==== EXERCISE DATA

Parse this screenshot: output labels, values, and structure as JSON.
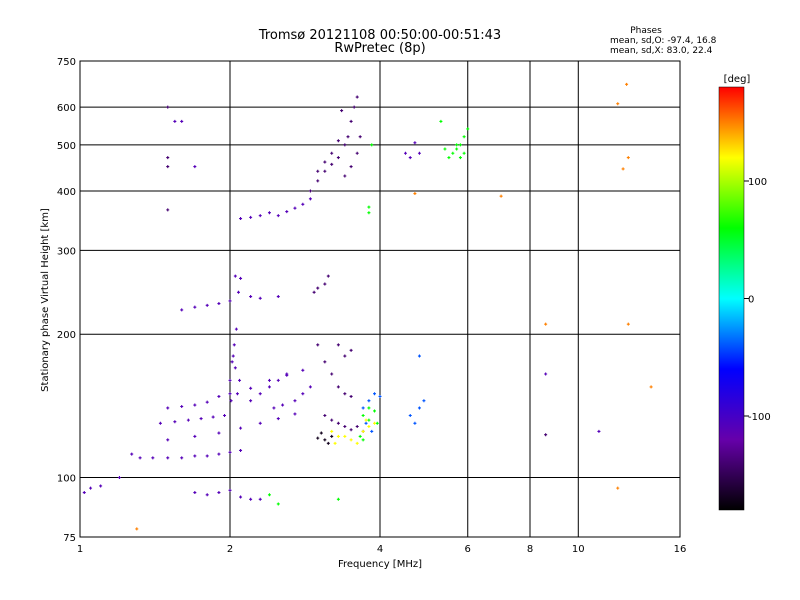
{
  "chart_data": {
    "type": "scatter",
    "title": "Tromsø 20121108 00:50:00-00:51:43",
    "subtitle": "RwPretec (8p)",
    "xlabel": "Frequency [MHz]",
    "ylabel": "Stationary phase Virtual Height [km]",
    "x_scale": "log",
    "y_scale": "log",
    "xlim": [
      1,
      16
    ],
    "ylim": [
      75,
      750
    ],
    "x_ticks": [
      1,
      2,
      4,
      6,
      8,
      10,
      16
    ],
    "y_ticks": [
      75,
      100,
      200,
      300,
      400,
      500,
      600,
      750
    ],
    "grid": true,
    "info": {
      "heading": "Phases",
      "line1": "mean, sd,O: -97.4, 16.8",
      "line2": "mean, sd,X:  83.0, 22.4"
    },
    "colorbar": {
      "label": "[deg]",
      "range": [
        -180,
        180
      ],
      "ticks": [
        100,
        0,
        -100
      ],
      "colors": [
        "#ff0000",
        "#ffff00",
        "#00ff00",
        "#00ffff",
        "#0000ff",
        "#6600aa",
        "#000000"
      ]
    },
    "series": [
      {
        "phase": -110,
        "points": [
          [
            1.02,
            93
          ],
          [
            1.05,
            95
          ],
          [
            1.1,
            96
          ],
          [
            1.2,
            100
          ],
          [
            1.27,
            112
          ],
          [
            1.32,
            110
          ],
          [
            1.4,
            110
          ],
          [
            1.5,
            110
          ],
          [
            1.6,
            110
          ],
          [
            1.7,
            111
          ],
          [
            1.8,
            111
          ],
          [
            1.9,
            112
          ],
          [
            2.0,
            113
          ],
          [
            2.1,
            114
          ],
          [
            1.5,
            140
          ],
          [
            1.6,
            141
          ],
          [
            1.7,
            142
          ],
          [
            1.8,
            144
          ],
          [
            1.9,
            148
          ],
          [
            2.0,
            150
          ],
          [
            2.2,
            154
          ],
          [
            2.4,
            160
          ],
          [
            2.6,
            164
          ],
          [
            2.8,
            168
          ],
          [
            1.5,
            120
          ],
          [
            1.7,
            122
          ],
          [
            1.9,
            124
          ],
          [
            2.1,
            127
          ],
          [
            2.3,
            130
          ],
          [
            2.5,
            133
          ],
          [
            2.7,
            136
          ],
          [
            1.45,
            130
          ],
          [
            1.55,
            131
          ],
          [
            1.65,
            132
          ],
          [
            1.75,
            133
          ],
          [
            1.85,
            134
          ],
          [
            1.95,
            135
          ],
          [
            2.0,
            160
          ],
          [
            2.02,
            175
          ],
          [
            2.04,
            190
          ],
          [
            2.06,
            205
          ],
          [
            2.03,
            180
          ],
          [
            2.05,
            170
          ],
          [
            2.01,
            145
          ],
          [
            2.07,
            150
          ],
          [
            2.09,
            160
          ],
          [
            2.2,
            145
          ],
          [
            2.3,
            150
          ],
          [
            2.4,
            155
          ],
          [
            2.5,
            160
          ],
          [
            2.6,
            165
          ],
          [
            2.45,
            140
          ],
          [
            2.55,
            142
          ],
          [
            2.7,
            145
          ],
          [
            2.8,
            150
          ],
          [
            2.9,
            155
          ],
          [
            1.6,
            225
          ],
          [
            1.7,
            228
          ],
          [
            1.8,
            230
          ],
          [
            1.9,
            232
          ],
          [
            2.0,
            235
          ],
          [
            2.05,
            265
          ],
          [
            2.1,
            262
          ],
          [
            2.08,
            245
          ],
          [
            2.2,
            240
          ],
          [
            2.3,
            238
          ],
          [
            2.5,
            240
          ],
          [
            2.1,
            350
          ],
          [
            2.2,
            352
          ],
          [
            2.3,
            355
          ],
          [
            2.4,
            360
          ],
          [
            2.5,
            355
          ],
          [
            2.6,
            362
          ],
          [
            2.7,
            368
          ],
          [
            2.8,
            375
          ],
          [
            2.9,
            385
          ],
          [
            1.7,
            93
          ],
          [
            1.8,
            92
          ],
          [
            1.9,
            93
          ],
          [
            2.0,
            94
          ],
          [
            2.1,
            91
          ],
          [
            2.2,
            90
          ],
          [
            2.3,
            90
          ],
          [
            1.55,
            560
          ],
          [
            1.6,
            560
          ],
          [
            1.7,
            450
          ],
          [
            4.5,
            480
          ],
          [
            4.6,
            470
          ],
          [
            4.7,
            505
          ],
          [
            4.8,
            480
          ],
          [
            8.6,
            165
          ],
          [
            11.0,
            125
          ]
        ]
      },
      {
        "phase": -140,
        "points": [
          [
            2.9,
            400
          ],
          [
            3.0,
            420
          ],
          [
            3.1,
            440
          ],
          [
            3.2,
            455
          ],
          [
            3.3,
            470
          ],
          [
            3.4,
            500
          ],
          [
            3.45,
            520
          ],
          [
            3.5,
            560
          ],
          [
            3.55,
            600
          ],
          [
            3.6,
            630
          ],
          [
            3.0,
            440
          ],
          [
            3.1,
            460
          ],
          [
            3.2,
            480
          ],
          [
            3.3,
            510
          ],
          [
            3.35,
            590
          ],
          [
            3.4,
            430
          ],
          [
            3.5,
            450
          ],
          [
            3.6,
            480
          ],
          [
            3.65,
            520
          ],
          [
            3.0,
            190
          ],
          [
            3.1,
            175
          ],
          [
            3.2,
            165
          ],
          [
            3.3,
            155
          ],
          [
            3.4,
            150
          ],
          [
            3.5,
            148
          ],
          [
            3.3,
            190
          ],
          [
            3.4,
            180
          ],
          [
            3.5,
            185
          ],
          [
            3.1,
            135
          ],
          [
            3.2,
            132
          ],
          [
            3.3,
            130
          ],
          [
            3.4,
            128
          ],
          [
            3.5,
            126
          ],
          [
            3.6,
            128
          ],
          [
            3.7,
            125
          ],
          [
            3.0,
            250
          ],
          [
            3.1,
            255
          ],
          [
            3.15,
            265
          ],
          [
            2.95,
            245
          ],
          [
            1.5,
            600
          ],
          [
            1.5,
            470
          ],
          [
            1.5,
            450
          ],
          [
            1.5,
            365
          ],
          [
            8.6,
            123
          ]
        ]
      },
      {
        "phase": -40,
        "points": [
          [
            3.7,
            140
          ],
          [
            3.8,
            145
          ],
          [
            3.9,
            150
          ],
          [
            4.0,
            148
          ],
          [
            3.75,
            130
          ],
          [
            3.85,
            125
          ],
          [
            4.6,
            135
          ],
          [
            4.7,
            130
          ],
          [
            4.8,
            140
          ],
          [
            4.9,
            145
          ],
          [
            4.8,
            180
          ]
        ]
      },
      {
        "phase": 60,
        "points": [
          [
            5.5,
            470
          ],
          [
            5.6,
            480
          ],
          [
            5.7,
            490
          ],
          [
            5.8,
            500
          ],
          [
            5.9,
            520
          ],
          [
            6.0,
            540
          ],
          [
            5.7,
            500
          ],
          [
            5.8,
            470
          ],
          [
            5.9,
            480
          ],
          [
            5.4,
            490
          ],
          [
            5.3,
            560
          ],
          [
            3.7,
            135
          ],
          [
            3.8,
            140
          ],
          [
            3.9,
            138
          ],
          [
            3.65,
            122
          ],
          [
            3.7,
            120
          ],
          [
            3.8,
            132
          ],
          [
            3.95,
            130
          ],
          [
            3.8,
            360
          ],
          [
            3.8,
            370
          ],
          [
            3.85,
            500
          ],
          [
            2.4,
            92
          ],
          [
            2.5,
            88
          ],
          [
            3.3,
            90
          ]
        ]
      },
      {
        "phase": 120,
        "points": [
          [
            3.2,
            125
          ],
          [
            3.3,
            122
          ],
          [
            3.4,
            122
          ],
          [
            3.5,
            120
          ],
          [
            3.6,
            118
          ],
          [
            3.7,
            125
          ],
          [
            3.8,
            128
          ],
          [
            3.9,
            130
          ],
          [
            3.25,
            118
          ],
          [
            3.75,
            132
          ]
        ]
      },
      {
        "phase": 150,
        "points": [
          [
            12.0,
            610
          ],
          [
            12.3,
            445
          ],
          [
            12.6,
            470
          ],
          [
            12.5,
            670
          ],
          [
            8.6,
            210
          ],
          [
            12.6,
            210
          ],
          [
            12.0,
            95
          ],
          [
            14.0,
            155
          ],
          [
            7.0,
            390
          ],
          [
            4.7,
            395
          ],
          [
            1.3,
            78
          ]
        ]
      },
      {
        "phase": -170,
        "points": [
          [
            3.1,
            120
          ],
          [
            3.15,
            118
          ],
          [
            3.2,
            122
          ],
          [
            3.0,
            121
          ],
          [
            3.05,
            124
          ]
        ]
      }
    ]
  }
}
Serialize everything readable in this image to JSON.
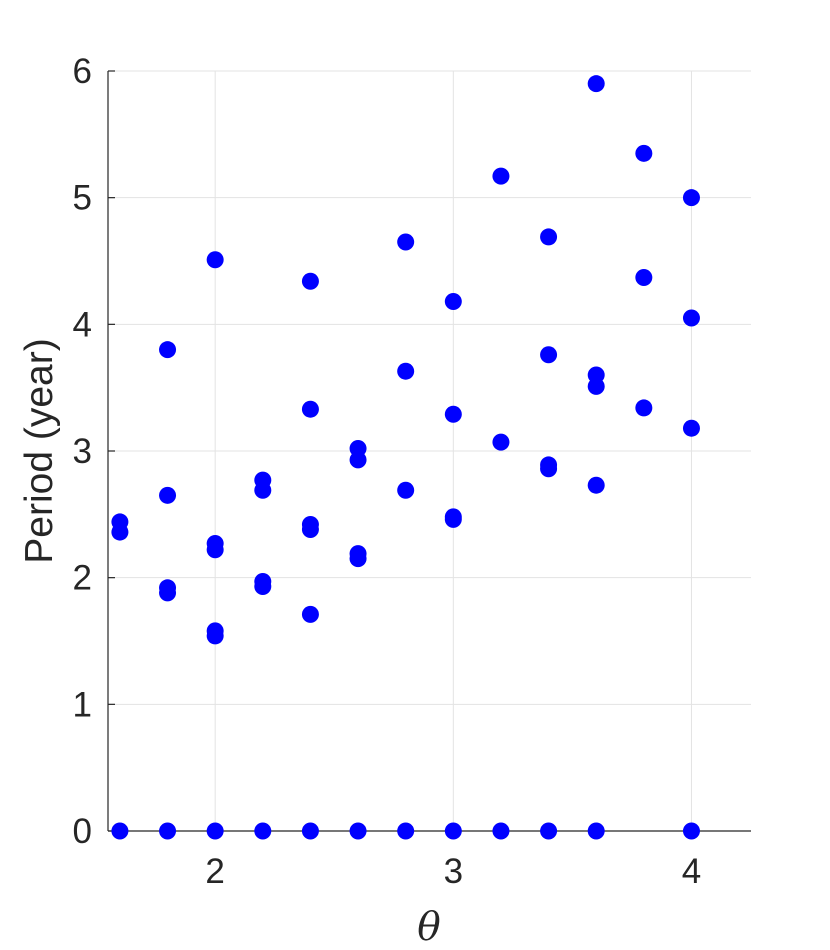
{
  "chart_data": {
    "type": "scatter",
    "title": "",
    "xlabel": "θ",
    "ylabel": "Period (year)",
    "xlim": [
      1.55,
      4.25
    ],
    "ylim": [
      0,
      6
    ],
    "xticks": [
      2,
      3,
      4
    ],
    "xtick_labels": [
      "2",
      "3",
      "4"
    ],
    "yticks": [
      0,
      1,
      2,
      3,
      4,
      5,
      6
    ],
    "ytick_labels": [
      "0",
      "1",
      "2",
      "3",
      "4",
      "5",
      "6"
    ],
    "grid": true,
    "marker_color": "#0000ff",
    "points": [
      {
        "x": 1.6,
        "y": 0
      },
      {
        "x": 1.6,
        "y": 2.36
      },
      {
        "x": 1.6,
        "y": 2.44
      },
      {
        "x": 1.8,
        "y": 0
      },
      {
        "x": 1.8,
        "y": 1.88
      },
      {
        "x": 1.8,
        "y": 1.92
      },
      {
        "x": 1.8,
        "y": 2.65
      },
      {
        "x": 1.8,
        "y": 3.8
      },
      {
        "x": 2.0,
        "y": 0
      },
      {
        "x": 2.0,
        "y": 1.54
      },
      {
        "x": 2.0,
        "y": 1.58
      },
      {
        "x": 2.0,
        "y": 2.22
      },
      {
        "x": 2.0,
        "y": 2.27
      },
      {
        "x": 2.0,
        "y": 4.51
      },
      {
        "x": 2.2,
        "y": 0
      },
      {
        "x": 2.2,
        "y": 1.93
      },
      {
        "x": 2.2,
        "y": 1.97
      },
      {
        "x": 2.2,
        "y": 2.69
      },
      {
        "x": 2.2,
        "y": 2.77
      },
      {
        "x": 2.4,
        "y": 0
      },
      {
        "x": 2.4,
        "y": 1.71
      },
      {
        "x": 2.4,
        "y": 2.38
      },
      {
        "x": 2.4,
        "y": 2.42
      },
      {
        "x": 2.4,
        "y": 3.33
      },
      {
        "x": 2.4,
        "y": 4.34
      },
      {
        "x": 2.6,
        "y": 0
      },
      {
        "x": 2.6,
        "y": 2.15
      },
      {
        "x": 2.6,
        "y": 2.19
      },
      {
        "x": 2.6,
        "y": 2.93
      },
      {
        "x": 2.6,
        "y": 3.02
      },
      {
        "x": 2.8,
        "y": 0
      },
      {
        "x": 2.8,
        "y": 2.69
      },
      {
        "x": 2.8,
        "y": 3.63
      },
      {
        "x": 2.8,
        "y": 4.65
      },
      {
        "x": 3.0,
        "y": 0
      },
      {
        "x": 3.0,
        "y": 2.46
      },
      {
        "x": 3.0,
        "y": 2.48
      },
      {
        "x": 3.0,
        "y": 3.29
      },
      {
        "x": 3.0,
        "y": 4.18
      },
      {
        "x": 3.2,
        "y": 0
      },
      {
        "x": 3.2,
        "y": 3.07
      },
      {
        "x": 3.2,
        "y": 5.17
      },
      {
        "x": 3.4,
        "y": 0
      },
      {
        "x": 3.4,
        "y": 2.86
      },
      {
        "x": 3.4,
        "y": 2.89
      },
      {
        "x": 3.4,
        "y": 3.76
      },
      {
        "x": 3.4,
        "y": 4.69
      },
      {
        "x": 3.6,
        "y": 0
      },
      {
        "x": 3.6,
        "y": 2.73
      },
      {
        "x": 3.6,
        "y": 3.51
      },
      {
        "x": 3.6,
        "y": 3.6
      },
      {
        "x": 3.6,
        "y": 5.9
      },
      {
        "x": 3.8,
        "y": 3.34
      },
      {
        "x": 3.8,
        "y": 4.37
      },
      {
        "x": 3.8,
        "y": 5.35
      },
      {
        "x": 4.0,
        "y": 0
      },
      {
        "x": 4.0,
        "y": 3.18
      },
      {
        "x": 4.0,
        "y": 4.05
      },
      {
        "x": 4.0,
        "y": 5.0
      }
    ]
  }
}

========

#### DIRECTIONS FOR THIS TASK:
Select and copy every line of the material that holds the string "JSON".

#### SOLUTION TO THE PROBLEM:
Parse this screenshot: output labels, values, and structure as JSON.
Serialize everything readable in this image to JSON.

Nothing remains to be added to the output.